» **Task requirements**
Nothing in the records may be left out or altered; reproduce them all exactly.

» **Excerpted data**

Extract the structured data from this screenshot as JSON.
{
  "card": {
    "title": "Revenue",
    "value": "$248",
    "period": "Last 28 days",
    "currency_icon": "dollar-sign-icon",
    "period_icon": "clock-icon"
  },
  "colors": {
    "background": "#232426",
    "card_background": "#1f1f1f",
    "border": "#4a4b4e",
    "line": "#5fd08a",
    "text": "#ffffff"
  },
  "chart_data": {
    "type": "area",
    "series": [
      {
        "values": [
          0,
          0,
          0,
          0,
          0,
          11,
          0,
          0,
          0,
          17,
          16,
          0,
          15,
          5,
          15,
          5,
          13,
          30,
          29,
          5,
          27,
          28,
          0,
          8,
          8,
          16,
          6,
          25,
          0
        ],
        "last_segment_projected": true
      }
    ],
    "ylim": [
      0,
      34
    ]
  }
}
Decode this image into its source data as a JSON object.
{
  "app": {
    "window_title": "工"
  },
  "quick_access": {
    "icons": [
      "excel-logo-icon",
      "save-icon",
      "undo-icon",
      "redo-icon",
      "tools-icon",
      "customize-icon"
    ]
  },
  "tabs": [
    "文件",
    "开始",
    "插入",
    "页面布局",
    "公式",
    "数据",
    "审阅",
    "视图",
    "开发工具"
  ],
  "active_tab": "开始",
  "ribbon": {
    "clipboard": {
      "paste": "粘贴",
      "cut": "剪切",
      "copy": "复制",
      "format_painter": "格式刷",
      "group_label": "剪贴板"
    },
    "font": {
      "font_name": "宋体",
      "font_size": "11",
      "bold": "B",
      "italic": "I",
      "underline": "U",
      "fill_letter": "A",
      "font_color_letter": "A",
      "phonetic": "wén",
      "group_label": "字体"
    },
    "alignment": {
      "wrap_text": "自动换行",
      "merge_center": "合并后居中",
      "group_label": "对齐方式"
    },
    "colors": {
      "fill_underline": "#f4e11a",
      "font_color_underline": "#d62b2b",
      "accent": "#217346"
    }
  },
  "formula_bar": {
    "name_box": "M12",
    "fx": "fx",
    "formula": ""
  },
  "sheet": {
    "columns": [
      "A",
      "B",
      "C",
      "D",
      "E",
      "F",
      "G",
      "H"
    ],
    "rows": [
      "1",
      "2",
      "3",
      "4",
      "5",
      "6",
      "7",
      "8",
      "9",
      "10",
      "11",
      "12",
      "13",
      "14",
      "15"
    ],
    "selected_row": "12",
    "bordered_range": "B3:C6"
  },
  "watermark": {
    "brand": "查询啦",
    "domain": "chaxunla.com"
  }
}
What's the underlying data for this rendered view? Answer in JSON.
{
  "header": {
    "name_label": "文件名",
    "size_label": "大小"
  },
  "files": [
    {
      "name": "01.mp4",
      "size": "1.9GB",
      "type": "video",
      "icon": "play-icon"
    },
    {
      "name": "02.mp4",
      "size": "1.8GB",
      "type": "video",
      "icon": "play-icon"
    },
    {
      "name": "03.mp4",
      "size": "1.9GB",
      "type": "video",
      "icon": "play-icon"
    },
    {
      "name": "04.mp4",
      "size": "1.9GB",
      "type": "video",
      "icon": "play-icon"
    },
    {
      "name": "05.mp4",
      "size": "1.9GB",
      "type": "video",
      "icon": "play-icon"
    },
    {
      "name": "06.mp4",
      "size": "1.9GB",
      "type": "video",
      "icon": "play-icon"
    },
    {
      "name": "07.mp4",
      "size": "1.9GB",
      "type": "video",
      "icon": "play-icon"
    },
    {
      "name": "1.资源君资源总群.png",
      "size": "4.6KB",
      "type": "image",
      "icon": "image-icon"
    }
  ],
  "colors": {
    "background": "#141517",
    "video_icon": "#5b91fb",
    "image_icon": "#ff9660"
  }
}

» **Problem solution**
Extract the structured data from this screenshot as JSON.
{
  "card": {
    "title": "Revenue",
    "value": "$248",
    "period": "Last 28 days",
    "currency_icon": "dollar-sign-icon",
    "period_icon": "clock-icon"
  },
  "colors": {
    "background": "#232426",
    "card_background": "#1f1f1f",
    "border": "#4a4b4e",
    "line": "#5fd08a",
    "text": "#ffffff"
  },
  "chart_data": {
    "type": "area",
    "series": [
      {
        "values": [
          0,
          0,
          0,
          0,
          0,
          11,
          0,
          0,
          0,
          17,
          16,
          0,
          15,
          5,
          15,
          5,
          13,
          30,
          29,
          5,
          27,
          28,
          0,
          8,
          8,
          16,
          6,
          25,
          0
        ],
        "last_segment_projected": true
      }
    ],
    "ylim": [
      0,
      34
    ]
  }
}
Decode this image into its source data as a JSON object.
{
  "app": {
    "window_title": "工"
  },
  "quick_access": {
    "icons": [
      "excel-logo-icon",
      "save-icon",
      "undo-icon",
      "redo-icon",
      "tools-icon",
      "customize-icon"
    ]
  },
  "tabs": [
    "文件",
    "开始",
    "插入",
    "页面布局",
    "公式",
    "数据",
    "审阅",
    "视图",
    "开发工具"
  ],
  "active_tab": "开始",
  "ribbon": {
    "clipboard": {
      "paste": "粘贴",
      "cut": "剪切",
      "copy": "复制",
      "format_painter": "格式刷",
      "group_label": "剪贴板"
    },
    "font": {
      "font_name": "宋体",
      "font_size": "11",
      "bold": "B",
      "italic": "I",
      "underline": "U",
      "fill_letter": "A",
      "font_color_letter": "A",
      "phonetic": "wén",
      "group_label": "字体"
    },
    "alignment": {
      "wrap_text": "自动换行",
      "merge_center": "合并后居中",
      "group_label": "对齐方式"
    },
    "colors": {
      "fill_underline": "#f4e11a",
      "font_color_underline": "#d62b2b",
      "accent": "#217346"
    }
  },
  "formula_bar": {
    "name_box": "M12",
    "fx": "fx",
    "formula": ""
  },
  "sheet": {
    "columns": [
      "A",
      "B",
      "C",
      "D",
      "E",
      "F",
      "G",
      "H"
    ],
    "rows": [
      "1",
      "2",
      "3",
      "4",
      "5",
      "6",
      "7",
      "8",
      "9",
      "10",
      "11",
      "12",
      "13",
      "14",
      "15"
    ],
    "selected_row": "12",
    "bordered_range": "B3:C6"
  },
  "watermark": {
    "brand": "查询啦",
    "domain": "chaxunla.com"
  }
}
What's the underlying data for this rendered view? Answer in JSON.
{
  "header": {
    "name_label": "文件名",
    "size_label": "大小"
  },
  "files": [
    {
      "name": "01.mp4",
      "size": "1.9GB",
      "type": "video",
      "icon": "play-icon"
    },
    {
      "name": "02.mp4",
      "size": "1.8GB",
      "type": "video",
      "icon": "play-icon"
    },
    {
      "name": "03.mp4",
      "size": "1.9GB",
      "type": "video",
      "icon": "play-icon"
    },
    {
      "name": "04.mp4",
      "size": "1.9GB",
      "type": "video",
      "icon": "play-icon"
    },
    {
      "name": "05.mp4",
      "size": "1.9GB",
      "type": "video",
      "icon": "play-icon"
    },
    {
      "name": "06.mp4",
      "size": "1.9GB",
      "type": "video",
      "icon": "play-icon"
    },
    {
      "name": "07.mp4",
      "size": "1.9GB",
      "type": "video",
      "icon": "play-icon"
    },
    {
      "name": "1.资源君资源总群.png",
      "size": "4.6KB",
      "type": "image",
      "icon": "image-icon"
    }
  ],
  "colors": {
    "background": "#141517",
    "video_icon": "#5b91fb",
    "image_icon": "#ff9660"
  }
}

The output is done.